Extrait du texte
---*---

3. Lorsqu'il examine une demande d'admission exceptionnelle au séjour en qualité de " salarié " ou " travailleur temporaire ", présentée sur le fondement de ces dispositions, le préfet vérifie tout d'abord que l'étranger est dans l'année qui suit son dix-huitième anniversaire, qu'il a été confié à l'aide sociale à l'enfance entre l'âge de seize ans et dix-huit ans, qu'il justifie suivre depuis au moins six mois une formation destinée à lui apporter une qualification professionnelle et que sa présence en France ne constitue pas une menace pour l'ordre public. Il lui revient ensuite, dans le cadre du large pouvoir dont il dispose, de porter une appréciation globale sur la situation de l'intéressé, au regard notamment du caractère réel et sérieux du suivi de cette formation, de la nature de ses liens avec sa famille restée dans son pays d'origine et de l'avis de la structure d'accueil sur l'insertion de cet étranger dans la société française. Il appartient au juge administratif, saisi d'un moyen en ce sens, de vérifier que le préfet n'a pas commis d'erreur manifeste dans l'appréciation ainsi portée.

4. Par ailleurs, aux termes de l'article L. 111-6 du même code : " La vérification de tout acte d'état civil étranger est effectuée dans les conditions définies par l'article 47 du code civil ". Aux termes de l'article 47 du code civil : " Tout acte de l'état civil (...) des étrangers fait en pays étranger et rédigé dans les formes usitées dans ce pays fait foi, sauf si d'autres actes ou pièces détenus, des données extérieures ou des éléments tirés de l'acte lui-même établissent, le cas échéant après toutes vérifications utiles, que cet acte est irrégulier, falsifié ou que les faits qui y sont déclarés ne correspondent pas à la réalité. ".

---*---

Données affichées
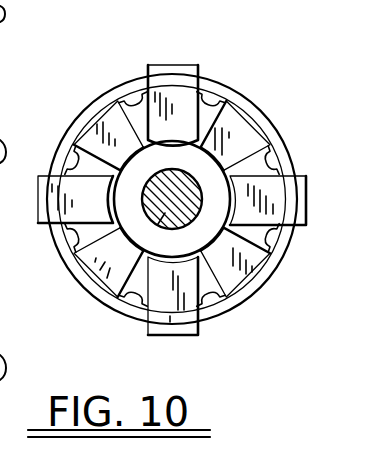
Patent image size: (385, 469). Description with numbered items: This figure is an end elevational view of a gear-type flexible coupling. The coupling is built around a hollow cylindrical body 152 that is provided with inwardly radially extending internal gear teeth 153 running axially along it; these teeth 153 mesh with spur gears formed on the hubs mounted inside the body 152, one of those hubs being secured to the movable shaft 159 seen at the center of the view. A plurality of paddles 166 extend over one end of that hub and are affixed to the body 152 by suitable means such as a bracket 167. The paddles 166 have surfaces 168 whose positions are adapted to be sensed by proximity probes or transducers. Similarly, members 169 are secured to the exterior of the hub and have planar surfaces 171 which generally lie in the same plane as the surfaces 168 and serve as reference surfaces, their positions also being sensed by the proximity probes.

The hollow cylindrical body 152 is at (263, 277).
The internal gear teeth 153 is at (76, 237).
The movable shaft 159 is at (162, 218).
The paddles 166 is at (201, 74).
The bracket 167 is at (212, 301).
The surfaces 168 is at (162, 77).
The members 169 is at (131, 83).
The planar surfaces 171 is at (95, 132).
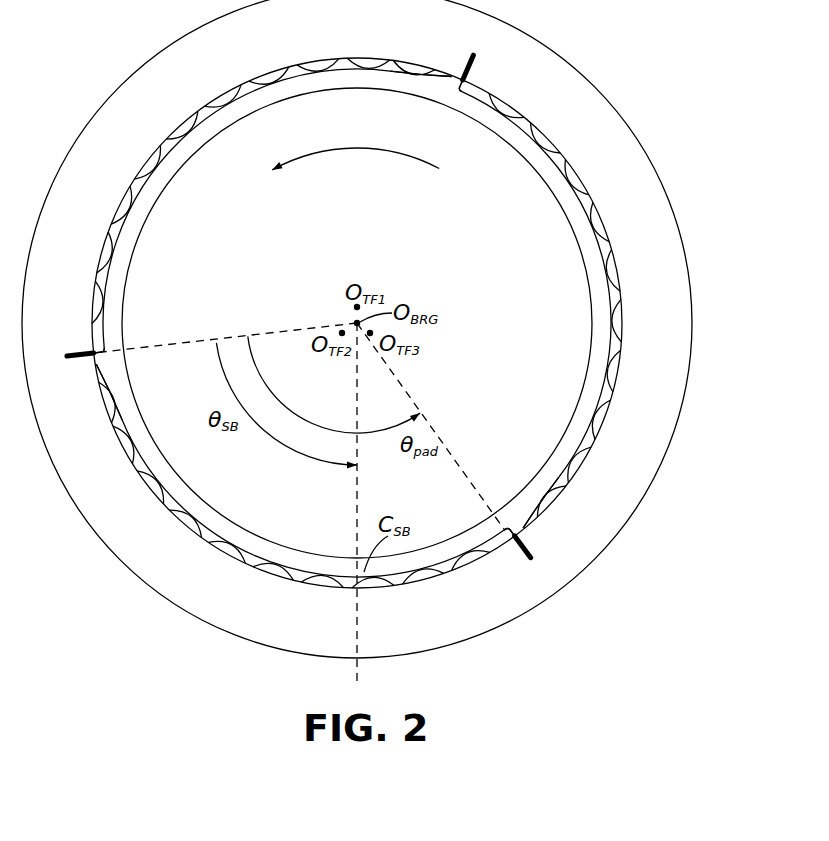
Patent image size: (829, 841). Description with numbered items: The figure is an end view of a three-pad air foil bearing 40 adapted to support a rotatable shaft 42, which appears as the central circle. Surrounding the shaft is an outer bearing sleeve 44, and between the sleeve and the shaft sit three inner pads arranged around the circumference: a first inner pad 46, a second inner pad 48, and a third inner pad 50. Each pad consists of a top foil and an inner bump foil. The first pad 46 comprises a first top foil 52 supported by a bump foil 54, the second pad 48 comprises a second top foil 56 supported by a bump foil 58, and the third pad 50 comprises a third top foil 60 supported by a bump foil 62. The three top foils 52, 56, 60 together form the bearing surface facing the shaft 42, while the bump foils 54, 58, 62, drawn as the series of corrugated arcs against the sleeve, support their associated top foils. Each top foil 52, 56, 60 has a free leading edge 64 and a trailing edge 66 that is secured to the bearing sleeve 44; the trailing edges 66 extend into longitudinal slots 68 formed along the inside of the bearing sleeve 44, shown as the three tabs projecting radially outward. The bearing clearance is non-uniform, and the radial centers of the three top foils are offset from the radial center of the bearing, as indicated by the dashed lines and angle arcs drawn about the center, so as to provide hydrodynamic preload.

The air foil bearing 40 is at (359, 329).
The rotatable shaft 42 is at (518, 293).
The outer bearing sleeve 44 is at (656, 175).
The first inner pad 46 is at (627, 263).
The second inner pad 48 is at (376, 314).
The third inner pad 50 is at (305, 484).
The first top foil 52 is at (548, 178).
The bump foil 54 is at (612, 397).
The second top foil 56 is at (150, 186).
The bump foil 58 is at (206, 117).
The third top foil 60 is at (229, 538).
The bump foil 62 is at (428, 575).
The free leading edge 64 is at (115, 370).
The trailing edge 66 is at (114, 343).
The longitudinal slot 68 is at (63, 346).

---*---

D'après l'extrait sur l'admission exceptionnelle au séjour, quelles conditions le préfet vérifie-t-il tout d'abord ? Énumérez-les toutes.

- L'étranger est dans l'année qui suit son dix-huitième anniversaire.
- Il a été confié à l'aide sociale à l'enfance entre l'âge de seize ans et dix-huit ans.
- Il justifie suivre depuis au moins six mois une formation destinée à lui apporter une qualification professionnelle.
- Sa présence en France ne constitue pas une menace pour l'ordre public.